Pull out all lines from the listing below in which the word "Livestock" appears.

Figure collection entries
"""
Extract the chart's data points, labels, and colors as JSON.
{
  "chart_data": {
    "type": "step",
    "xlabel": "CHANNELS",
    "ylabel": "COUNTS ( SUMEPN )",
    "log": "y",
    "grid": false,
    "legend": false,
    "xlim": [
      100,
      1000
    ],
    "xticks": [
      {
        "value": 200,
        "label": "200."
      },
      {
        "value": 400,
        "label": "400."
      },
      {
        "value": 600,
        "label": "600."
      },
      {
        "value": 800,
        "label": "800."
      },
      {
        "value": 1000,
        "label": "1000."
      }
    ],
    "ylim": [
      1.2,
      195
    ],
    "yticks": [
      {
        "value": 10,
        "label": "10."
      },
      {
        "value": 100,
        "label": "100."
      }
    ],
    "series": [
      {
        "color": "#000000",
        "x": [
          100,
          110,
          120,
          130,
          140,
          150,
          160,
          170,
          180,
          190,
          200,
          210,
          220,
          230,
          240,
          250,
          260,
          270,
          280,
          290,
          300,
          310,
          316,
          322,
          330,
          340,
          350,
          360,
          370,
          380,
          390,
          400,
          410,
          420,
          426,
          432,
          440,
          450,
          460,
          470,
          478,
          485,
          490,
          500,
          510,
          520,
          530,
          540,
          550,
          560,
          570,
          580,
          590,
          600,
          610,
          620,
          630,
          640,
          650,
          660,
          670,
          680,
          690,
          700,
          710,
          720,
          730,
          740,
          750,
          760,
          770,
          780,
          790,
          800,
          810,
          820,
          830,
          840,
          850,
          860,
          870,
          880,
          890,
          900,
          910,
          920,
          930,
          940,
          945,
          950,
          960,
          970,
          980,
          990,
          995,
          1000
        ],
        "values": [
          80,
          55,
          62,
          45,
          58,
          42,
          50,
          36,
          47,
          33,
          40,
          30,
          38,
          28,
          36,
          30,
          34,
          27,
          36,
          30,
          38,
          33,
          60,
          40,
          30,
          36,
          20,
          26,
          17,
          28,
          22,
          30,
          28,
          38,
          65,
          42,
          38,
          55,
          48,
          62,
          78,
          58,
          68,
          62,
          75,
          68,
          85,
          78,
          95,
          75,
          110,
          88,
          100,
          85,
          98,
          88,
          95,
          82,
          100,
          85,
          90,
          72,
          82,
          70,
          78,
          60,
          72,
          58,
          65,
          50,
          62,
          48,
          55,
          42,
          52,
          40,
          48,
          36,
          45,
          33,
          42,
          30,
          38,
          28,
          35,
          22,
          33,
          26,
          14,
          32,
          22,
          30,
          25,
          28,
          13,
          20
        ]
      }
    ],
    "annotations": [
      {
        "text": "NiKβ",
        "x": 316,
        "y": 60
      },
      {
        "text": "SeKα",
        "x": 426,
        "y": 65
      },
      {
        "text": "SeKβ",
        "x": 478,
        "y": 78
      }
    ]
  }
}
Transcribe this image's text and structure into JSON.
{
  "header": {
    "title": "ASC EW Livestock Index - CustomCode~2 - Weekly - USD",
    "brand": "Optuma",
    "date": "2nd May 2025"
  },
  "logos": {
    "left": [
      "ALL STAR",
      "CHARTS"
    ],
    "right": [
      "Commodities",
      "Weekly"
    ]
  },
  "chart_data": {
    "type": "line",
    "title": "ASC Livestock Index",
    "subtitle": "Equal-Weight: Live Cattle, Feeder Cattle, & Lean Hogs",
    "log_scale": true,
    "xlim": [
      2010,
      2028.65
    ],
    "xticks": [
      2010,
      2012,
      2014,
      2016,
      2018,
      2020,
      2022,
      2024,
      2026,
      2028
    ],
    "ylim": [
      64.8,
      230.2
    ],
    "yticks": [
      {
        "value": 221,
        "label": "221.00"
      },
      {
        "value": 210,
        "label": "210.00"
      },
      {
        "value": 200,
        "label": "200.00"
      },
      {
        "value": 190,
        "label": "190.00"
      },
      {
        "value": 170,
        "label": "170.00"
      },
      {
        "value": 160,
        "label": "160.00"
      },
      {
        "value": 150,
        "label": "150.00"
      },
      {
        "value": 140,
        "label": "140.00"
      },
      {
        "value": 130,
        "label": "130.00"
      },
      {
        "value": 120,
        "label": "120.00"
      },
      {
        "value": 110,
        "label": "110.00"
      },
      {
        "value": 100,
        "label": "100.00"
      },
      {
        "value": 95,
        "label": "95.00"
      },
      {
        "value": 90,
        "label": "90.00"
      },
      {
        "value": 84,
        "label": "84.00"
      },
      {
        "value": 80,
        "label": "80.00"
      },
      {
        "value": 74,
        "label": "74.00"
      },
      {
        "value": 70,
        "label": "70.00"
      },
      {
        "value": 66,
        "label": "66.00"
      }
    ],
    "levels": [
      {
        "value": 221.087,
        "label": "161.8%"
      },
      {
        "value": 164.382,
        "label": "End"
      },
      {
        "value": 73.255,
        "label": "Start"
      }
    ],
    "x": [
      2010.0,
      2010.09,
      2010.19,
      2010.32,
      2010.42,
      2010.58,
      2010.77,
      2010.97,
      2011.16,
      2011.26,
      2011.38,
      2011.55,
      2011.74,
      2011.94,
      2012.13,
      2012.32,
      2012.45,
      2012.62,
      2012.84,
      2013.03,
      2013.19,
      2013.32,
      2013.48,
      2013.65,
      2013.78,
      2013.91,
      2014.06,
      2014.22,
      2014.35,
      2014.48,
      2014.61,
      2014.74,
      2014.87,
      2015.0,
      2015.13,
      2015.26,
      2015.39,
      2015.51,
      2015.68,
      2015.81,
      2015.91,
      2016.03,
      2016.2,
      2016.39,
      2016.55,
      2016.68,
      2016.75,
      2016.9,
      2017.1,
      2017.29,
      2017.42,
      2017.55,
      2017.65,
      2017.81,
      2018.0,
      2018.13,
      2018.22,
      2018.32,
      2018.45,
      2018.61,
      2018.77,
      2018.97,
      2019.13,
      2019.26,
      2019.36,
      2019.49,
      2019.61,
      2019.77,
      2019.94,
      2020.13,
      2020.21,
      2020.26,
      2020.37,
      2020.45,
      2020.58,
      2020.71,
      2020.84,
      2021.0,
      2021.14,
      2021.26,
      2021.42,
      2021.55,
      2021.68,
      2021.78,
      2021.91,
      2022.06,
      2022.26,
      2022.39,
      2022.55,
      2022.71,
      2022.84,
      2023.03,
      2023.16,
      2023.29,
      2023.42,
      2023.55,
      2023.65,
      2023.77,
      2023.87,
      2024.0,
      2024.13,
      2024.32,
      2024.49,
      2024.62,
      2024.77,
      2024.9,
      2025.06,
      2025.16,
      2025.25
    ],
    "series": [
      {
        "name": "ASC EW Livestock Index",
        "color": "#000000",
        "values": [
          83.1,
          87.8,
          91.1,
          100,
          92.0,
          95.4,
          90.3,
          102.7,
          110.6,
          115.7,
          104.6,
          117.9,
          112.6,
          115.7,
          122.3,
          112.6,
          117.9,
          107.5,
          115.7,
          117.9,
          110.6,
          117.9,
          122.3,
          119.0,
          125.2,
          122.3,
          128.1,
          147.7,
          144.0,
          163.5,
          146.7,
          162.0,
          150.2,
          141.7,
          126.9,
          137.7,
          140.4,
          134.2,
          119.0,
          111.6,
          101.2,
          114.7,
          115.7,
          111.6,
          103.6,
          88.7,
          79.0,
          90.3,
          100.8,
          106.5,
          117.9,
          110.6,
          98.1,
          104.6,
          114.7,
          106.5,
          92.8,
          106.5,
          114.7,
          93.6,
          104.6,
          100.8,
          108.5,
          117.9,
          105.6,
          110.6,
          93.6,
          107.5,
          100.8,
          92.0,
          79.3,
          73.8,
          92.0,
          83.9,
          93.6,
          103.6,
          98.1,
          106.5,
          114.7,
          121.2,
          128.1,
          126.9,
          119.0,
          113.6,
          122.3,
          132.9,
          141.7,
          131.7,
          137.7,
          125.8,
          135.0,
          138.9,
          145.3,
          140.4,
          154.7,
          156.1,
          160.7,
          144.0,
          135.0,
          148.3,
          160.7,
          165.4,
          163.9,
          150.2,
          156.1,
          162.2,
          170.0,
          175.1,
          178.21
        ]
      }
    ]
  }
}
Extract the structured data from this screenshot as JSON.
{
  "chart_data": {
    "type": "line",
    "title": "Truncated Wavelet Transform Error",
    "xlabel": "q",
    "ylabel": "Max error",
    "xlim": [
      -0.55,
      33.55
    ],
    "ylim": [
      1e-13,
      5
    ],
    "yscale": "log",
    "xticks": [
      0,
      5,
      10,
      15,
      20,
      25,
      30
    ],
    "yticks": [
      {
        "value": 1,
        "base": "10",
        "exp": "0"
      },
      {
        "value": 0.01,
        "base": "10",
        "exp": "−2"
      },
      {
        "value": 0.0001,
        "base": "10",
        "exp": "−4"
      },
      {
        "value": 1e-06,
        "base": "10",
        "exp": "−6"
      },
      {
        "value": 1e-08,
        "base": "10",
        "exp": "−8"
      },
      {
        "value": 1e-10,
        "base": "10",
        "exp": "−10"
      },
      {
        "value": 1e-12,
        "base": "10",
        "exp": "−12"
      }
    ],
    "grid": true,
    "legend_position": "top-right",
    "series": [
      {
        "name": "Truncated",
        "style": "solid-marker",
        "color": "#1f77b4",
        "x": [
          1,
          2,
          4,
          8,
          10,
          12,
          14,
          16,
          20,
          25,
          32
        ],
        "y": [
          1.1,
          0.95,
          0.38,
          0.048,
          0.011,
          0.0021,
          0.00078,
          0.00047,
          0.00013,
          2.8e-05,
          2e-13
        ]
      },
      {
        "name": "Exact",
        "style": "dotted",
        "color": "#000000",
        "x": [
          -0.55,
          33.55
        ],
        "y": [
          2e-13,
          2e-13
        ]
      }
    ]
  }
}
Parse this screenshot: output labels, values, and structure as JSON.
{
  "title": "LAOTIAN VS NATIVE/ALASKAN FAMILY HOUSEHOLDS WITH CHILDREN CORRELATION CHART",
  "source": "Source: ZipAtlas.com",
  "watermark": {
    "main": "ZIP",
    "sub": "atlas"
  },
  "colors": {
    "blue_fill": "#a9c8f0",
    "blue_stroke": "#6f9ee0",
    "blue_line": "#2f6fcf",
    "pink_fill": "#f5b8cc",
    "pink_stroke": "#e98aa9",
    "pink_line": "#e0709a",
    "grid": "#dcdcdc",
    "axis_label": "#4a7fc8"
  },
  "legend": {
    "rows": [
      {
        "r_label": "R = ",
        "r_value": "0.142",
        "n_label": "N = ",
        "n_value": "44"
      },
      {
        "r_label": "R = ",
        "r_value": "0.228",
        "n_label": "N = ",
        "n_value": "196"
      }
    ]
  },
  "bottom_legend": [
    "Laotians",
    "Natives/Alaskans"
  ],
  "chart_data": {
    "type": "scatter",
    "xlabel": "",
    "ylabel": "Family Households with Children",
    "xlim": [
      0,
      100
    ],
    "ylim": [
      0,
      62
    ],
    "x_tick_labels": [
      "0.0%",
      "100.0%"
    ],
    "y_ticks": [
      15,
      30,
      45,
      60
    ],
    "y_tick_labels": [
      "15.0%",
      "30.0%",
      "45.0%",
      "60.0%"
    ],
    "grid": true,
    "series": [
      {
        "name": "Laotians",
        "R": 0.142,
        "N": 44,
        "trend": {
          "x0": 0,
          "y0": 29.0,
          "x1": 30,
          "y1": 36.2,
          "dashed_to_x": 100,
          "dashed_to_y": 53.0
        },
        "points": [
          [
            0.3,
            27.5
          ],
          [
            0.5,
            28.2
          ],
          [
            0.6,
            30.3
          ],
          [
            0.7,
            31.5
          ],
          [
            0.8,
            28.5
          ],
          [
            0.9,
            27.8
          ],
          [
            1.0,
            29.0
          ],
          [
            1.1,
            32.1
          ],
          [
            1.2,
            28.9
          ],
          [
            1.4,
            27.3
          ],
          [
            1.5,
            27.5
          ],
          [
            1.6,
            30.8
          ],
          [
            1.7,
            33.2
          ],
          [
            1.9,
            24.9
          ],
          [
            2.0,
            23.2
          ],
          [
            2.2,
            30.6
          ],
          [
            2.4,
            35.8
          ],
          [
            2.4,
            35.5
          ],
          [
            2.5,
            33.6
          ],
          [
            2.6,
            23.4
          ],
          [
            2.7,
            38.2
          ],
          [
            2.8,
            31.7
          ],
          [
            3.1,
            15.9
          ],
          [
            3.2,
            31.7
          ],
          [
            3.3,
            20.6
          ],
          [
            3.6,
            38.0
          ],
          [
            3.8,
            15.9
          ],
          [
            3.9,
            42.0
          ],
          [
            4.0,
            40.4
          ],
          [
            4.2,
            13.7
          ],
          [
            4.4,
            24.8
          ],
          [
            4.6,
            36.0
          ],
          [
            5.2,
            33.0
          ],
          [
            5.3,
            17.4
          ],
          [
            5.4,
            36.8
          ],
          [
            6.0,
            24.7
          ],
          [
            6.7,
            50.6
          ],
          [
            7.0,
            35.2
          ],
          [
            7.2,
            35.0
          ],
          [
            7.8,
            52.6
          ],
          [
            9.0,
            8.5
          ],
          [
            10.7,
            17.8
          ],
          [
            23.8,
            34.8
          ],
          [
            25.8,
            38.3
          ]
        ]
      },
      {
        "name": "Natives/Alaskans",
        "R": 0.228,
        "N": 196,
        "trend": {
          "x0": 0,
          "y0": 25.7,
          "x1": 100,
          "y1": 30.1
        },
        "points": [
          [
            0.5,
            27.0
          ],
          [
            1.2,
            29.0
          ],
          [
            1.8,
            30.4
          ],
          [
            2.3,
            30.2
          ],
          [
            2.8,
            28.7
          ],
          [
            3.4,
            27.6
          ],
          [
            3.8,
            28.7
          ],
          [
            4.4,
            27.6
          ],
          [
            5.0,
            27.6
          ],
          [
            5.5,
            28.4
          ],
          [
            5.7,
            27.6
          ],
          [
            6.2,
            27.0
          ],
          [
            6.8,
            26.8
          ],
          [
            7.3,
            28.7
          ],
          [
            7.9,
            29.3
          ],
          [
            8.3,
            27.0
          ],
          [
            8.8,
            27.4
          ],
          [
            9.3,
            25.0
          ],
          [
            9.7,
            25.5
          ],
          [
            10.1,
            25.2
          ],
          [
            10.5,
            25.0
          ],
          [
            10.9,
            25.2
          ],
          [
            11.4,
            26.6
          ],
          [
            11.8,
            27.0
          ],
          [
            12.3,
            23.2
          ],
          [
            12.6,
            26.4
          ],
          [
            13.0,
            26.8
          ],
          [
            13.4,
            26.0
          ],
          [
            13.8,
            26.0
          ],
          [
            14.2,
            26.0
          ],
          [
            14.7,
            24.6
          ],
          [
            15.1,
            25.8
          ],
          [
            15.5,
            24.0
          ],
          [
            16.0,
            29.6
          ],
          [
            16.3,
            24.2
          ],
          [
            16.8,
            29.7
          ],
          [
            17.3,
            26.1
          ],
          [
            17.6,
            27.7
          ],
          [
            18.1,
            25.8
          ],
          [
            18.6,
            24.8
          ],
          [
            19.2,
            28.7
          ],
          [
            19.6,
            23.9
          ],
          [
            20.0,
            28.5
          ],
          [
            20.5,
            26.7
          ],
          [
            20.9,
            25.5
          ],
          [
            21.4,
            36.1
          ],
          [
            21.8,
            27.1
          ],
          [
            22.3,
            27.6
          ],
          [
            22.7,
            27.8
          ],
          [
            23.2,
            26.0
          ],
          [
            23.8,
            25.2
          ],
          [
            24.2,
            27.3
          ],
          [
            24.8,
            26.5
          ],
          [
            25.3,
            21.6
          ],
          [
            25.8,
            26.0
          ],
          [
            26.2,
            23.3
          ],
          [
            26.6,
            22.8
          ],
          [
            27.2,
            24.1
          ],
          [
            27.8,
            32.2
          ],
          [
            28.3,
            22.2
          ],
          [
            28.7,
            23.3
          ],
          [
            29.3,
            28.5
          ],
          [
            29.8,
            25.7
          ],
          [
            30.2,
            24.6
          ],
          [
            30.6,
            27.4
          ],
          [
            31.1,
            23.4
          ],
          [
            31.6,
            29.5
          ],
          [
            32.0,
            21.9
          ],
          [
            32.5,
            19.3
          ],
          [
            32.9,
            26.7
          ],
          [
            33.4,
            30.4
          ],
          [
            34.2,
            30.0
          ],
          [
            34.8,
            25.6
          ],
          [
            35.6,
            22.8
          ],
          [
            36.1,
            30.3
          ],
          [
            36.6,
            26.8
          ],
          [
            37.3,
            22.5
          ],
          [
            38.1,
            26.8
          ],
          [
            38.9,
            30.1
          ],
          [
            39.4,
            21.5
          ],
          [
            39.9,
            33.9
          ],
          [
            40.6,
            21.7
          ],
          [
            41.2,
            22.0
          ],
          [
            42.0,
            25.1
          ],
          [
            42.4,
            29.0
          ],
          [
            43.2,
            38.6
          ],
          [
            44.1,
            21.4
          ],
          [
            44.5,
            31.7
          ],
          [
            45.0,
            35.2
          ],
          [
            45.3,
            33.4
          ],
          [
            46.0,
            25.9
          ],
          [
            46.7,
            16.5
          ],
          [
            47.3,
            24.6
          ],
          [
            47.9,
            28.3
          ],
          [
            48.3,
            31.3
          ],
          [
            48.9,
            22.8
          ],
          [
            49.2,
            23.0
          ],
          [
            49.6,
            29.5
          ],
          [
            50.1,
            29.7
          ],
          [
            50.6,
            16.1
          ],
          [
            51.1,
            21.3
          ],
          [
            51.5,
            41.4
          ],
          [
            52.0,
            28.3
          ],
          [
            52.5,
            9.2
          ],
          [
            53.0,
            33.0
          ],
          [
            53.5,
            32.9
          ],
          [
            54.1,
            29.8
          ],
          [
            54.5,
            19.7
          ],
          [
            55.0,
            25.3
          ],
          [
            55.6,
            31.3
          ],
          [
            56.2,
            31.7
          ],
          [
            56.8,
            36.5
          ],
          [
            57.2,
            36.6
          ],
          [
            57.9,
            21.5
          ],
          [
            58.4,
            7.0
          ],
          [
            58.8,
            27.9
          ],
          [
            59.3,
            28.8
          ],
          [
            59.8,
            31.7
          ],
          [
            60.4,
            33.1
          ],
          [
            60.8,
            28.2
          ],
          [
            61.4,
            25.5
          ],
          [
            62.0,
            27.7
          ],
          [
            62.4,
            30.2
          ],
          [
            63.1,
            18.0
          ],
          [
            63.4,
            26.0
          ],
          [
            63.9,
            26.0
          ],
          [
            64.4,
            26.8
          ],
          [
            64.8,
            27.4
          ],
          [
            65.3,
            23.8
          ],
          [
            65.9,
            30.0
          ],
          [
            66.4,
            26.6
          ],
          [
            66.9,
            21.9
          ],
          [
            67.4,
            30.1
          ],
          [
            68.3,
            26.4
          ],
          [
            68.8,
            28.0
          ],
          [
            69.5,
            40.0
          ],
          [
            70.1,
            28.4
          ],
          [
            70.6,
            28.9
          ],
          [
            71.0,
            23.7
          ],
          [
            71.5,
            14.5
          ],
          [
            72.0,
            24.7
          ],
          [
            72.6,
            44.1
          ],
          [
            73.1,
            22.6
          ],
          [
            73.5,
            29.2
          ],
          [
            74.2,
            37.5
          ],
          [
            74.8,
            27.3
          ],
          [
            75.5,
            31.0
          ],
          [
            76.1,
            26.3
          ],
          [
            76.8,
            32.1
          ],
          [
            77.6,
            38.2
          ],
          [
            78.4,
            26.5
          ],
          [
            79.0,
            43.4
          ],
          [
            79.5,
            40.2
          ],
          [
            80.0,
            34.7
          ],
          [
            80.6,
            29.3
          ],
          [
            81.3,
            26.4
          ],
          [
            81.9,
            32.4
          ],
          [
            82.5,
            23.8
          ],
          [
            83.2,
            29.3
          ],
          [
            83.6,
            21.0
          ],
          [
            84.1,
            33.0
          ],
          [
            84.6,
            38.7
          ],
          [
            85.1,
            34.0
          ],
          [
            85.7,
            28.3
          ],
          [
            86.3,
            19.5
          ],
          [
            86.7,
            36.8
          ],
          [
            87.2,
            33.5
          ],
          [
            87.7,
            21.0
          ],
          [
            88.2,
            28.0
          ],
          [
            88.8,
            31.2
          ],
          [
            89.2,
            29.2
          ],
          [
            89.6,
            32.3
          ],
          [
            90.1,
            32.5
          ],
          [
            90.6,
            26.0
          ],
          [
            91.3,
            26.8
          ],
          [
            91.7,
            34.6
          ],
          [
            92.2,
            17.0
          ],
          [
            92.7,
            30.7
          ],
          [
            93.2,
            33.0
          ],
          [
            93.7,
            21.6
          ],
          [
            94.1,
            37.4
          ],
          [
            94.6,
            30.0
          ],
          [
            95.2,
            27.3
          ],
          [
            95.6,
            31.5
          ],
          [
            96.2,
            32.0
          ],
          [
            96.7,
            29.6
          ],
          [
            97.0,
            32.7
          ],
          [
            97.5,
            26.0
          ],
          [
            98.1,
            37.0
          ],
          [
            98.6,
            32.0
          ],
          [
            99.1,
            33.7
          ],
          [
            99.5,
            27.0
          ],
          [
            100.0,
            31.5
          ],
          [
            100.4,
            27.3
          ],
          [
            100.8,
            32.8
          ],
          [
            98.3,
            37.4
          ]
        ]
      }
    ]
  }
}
"""
RESULT FOR THIS TASK ::
    "title": "ASC EW Livestock Index - CustomCode~2 - Weekly - USD",
    "title": "ASC Livestock Index",
        "name": "ASC EW Livestock Index",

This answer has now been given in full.